** START Data provided **
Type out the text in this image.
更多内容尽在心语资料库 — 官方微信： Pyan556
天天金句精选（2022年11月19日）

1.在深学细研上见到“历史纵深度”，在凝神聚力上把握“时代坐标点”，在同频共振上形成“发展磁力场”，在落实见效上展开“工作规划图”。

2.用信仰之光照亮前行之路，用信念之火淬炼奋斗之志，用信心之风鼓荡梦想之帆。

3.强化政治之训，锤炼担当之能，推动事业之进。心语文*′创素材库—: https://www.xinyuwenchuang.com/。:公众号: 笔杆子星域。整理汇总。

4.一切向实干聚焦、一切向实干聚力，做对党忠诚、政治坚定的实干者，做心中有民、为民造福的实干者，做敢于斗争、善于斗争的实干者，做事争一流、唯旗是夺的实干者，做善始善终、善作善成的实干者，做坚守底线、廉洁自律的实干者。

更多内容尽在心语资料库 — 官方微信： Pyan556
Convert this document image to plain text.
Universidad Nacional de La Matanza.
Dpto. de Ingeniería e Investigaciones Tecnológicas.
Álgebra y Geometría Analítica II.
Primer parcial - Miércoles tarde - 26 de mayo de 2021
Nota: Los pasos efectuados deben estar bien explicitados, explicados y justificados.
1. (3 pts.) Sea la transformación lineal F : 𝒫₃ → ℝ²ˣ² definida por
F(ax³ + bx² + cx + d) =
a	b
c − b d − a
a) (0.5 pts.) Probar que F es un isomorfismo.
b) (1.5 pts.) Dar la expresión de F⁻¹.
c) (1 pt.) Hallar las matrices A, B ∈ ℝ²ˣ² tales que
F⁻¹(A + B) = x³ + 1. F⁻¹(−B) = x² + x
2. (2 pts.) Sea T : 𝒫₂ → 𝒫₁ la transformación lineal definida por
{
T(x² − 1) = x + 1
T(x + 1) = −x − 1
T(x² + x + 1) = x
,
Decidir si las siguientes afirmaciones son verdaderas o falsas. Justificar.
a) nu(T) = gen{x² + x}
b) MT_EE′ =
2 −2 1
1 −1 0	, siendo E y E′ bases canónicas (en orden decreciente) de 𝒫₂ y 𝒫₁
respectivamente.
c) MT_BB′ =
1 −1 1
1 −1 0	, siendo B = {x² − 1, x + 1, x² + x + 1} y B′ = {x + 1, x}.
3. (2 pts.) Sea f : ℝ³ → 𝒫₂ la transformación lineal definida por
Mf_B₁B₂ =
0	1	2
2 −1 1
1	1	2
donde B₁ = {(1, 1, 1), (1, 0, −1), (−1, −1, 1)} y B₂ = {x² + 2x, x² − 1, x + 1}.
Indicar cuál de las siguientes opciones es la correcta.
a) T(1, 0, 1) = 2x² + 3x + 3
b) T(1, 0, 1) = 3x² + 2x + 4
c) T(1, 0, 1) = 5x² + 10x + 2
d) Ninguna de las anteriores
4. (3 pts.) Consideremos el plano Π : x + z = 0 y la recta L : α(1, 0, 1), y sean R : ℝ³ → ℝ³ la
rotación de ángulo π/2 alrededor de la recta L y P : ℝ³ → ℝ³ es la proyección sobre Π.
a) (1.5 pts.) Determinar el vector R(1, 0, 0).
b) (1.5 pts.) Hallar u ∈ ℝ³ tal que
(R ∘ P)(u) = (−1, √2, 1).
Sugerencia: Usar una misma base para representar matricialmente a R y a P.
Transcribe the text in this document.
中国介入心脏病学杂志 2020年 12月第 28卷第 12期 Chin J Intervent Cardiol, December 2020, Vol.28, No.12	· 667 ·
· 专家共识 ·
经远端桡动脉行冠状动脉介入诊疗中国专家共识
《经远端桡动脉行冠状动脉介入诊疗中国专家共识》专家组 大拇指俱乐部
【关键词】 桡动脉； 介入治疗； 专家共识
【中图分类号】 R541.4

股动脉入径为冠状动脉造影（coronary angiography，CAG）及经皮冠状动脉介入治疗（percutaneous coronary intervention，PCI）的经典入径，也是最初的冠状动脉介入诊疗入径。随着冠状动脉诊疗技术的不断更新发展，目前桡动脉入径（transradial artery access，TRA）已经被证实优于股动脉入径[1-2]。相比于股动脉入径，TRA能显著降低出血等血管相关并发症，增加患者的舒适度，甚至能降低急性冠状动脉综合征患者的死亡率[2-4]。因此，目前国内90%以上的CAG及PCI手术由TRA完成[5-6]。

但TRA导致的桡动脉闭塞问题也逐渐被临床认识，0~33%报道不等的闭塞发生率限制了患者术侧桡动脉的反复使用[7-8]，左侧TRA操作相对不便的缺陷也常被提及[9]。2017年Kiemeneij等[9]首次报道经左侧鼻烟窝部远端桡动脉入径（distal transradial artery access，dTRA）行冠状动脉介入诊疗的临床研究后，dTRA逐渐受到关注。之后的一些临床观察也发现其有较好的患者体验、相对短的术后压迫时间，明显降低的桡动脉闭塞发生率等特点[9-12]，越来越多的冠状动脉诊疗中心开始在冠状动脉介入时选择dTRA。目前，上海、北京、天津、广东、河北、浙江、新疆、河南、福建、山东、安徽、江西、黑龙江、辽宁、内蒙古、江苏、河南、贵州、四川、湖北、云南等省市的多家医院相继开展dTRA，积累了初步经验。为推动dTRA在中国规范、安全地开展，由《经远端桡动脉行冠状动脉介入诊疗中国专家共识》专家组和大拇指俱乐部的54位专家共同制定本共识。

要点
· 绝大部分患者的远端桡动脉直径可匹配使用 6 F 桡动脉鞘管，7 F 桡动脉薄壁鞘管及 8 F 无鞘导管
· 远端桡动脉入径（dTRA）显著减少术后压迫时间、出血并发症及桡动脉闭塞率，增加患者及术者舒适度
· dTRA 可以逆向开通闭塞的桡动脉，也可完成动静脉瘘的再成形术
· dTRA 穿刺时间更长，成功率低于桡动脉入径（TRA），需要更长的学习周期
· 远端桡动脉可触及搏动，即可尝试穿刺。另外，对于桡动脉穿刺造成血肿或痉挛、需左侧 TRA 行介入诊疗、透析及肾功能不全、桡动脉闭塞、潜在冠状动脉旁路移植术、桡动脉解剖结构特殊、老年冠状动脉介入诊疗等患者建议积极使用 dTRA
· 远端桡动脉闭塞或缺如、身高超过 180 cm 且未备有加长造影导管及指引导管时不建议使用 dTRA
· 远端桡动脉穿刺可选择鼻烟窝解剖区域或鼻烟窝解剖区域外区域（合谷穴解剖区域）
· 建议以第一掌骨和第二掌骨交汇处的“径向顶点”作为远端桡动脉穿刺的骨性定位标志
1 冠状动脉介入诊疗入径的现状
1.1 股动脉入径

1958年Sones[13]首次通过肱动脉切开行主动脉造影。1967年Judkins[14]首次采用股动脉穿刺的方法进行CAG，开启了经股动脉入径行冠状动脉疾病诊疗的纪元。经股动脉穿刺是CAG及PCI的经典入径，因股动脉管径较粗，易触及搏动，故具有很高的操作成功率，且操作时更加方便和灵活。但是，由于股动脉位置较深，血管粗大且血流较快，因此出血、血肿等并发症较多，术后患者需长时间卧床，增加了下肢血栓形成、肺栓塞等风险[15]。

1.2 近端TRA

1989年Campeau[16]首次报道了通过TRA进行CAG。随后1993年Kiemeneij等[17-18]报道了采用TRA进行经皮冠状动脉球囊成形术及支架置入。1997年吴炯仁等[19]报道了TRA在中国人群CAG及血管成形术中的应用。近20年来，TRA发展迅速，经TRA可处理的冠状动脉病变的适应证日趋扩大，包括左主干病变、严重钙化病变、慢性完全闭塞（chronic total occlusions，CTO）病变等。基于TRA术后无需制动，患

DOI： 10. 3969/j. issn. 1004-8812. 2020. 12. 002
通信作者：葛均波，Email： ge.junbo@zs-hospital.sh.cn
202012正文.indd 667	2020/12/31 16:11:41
** END Data provided **
Please reproduce every line of the material word for word.

Type out the text in this image.
更多内容尽在心语资料库 — 官方微信： Pyan556
天天金句精选（2022年11月19日）

1.在深学细研上见到“历史纵深度”，在凝神聚力上把握“时代坐标点”，在同频共振上形成“发展磁力场”，在落实见效上展开“工作规划图”。

2.用信仰之光照亮前行之路，用信念之火淬炼奋斗之志，用信心之风鼓荡梦想之帆。

3.强化政治之训，锤炼担当之能，推动事业之进。心语文*′创素材库—: https://www.xinyuwenchuang.com/。:公众号: 笔杆子星域。整理汇总。

4.一切向实干聚焦、一切向实干聚力，做对党忠诚、政治坚定的实干者，做心中有民、为民造福的实干者，做敢于斗争、善于斗争的实干者，做事争一流、唯旗是夺的实干者，做善始善终、善作善成的实干者，做坚守底线、廉洁自律的实干者。

更多内容尽在心语资料库 — 官方微信： Pyan556
Convert this document image to plain text.
Universidad Nacional de La Matanza.
Dpto. de Ingeniería e Investigaciones Tecnológicas.
Álgebra y Geometría Analítica II.
Primer parcial - Miércoles tarde - 26 de mayo de 2021
Nota: Los pasos efectuados deben estar bien explicitados, explicados y justificados.
1. (3 pts.) Sea la transformación lineal F : 𝒫₃ → ℝ²ˣ² definida por
F(ax³ + bx² + cx + d) =
a	b
c − b d − a
a) (0.5 pts.) Probar que F es un isomorfismo.
b) (1.5 pts.) Dar la expresión de F⁻¹.
c) (1 pt.) Hallar las matrices A, B ∈ ℝ²ˣ² tales que
F⁻¹(A + B) = x³ + 1. F⁻¹(−B) = x² + x
2. (2 pts.) Sea T : 𝒫₂ → 𝒫₁ la transformación lineal definida por
{
T(x² − 1) = x + 1
T(x + 1) = −x − 1
T(x² + x + 1) = x
,
Decidir si las siguientes afirmaciones son verdaderas o falsas. Justificar.
a) nu(T) = gen{x² + x}
b) MT_EE′ =
2 −2 1
1 −1 0	, siendo E y E′ bases canónicas (en orden decreciente) de 𝒫₂ y 𝒫₁
respectivamente.
c) MT_BB′ =
1 −1 1
1 −1 0	, siendo B = {x² − 1, x + 1, x² + x + 1} y B′ = {x + 1, x}.
3. (2 pts.) Sea f : ℝ³ → 𝒫₂ la transformación lineal definida por
Mf_B₁B₂ =
0	1	2
2 −1 1
1	1	2
donde B₁ = {(1, 1, 1), (1, 0, −1), (−1, −1, 1)} y B₂ = {x² + 2x, x² − 1, x + 1}.
Indicar cuál de las siguientes opciones es la correcta.
a) T(1, 0, 1) = 2x² + 3x + 3
b) T(1, 0, 1) = 3x² + 2x + 4
c) T(1, 0, 1) = 5x² + 10x + 2
d) Ninguna de las anteriores
4. (3 pts.) Consideremos el plano Π : x + z = 0 y la recta L : α(1, 0, 1), y sean R : ℝ³ → ℝ³ la
rotación de ángulo π/2 alrededor de la recta L y P : ℝ³ → ℝ³ es la proyección sobre Π.
a) (1.5 pts.) Determinar el vector R(1, 0, 0).
b) (1.5 pts.) Hallar u ∈ ℝ³ tal que
(R ∘ P)(u) = (−1, √2, 1).
Sugerencia: Usar una misma base para representar matricialmente a R y a P.
Transcribe the text in this document.
中国介入心脏病学杂志 2020年 12月第 28卷第 12期 Chin J Intervent Cardiol, December 2020, Vol.28, No.12	· 667 ·
· 专家共识 ·
经远端桡动脉行冠状动脉介入诊疗中国专家共识
《经远端桡动脉行冠状动脉介入诊疗中国专家共识》专家组 大拇指俱乐部
【关键词】 桡动脉； 介入治疗； 专家共识
【中图分类号】 R541.4

股动脉入径为冠状动脉造影（coronary angiography，CAG）及经皮冠状动脉介入治疗（percutaneous coronary intervention，PCI）的经典入径，也是最初的冠状动脉介入诊疗入径。随着冠状动脉诊疗技术的不断更新发展，目前桡动脉入径（transradial artery access，TRA）已经被证实优于股动脉入径[1-2]。相比于股动脉入径，TRA能显著降低出血等血管相关并发症，增加患者的舒适度，甚至能降低急性冠状动脉综合征患者的死亡率[2-4]。因此，目前国内90%以上的CAG及PCI手术由TRA完成[5-6]。

但TRA导致的桡动脉闭塞问题也逐渐被临床认识，0~33%报道不等的闭塞发生率限制了患者术侧桡动脉的反复使用[7-8]，左侧TRA操作相对不便的缺陷也常被提及[9]。2017年Kiemeneij等[9]首次报道经左侧鼻烟窝部远端桡动脉入径（distal transradial artery access，dTRA）行冠状动脉介入诊疗的临床研究后，dTRA逐渐受到关注。之后的一些临床观察也发现其有较好的患者体验、相对短的术后压迫时间，明显降低的桡动脉闭塞发生率等特点[9-12]，越来越多的冠状动脉诊疗中心开始在冠状动脉介入时选择dTRA。目前，上海、北京、天津、广东、河北、浙江、新疆、河南、福建、山东、安徽、江西、黑龙江、辽宁、内蒙古、江苏、河南、贵州、四川、湖北、云南等省市的多家医院相继开展dTRA，积累了初步经验。为推动dTRA在中国规范、安全地开展，由《经远端桡动脉行冠状动脉介入诊疗中国专家共识》专家组和大拇指俱乐部的54位专家共同制定本共识。

要点
· 绝大部分患者的远端桡动脉直径可匹配使用 6 F 桡动脉鞘管，7 F 桡动脉薄壁鞘管及 8 F 无鞘导管
· 远端桡动脉入径（dTRA）显著减少术后压迫时间、出血并发症及桡动脉闭塞率，增加患者及术者舒适度
· dTRA 可以逆向开通闭塞的桡动脉，也可完成动静脉瘘的再成形术
· dTRA 穿刺时间更长，成功率低于桡动脉入径（TRA），需要更长的学习周期
· 远端桡动脉可触及搏动，即可尝试穿刺。另外，对于桡动脉穿刺造成血肿或痉挛、需左侧 TRA 行介入诊疗、透析及肾功能不全、桡动脉闭塞、潜在冠状动脉旁路移植术、桡动脉解剖结构特殊、老年冠状动脉介入诊疗等患者建议积极使用 dTRA
· 远端桡动脉闭塞或缺如、身高超过 180 cm 且未备有加长造影导管及指引导管时不建议使用 dTRA
· 远端桡动脉穿刺可选择鼻烟窝解剖区域或鼻烟窝解剖区域外区域（合谷穴解剖区域）
· 建议以第一掌骨和第二掌骨交汇处的“径向顶点”作为远端桡动脉穿刺的骨性定位标志
1 冠状动脉介入诊疗入径的现状
1.1 股动脉入径

1958年Sones[13]首次通过肱动脉切开行主动脉造影。1967年Judkins[14]首次采用股动脉穿刺的方法进行CAG，开启了经股动脉入径行冠状动脉疾病诊疗的纪元。经股动脉穿刺是CAG及PCI的经典入径，因股动脉管径较粗，易触及搏动，故具有很高的操作成功率，且操作时更加方便和灵活。但是，由于股动脉位置较深，血管粗大且血流较快，因此出血、血肿等并发症较多，术后患者需长时间卧床，增加了下肢血栓形成、肺栓塞等风险[15]。

1.2 近端TRA

1989年Campeau[16]首次报道了通过TRA进行CAG。随后1993年Kiemeneij等[17-18]报道了采用TRA进行经皮冠状动脉球囊成形术及支架置入。1997年吴炯仁等[19]报道了TRA在中国人群CAG及血管成形术中的应用。近20年来，TRA发展迅速，经TRA可处理的冠状动脉病变的适应证日趋扩大，包括左主干病变、严重钙化病变、慢性完全闭塞（chronic total occlusions，CTO）病变等。基于TRA术后无需制动，患

DOI： 10. 3969/j. issn. 1004-8812. 2020. 12. 002
通信作者：葛均波，Email： ge.junbo@zs-hospital.sh.cn
202012正文.indd 667	2020/12/31 16:11:41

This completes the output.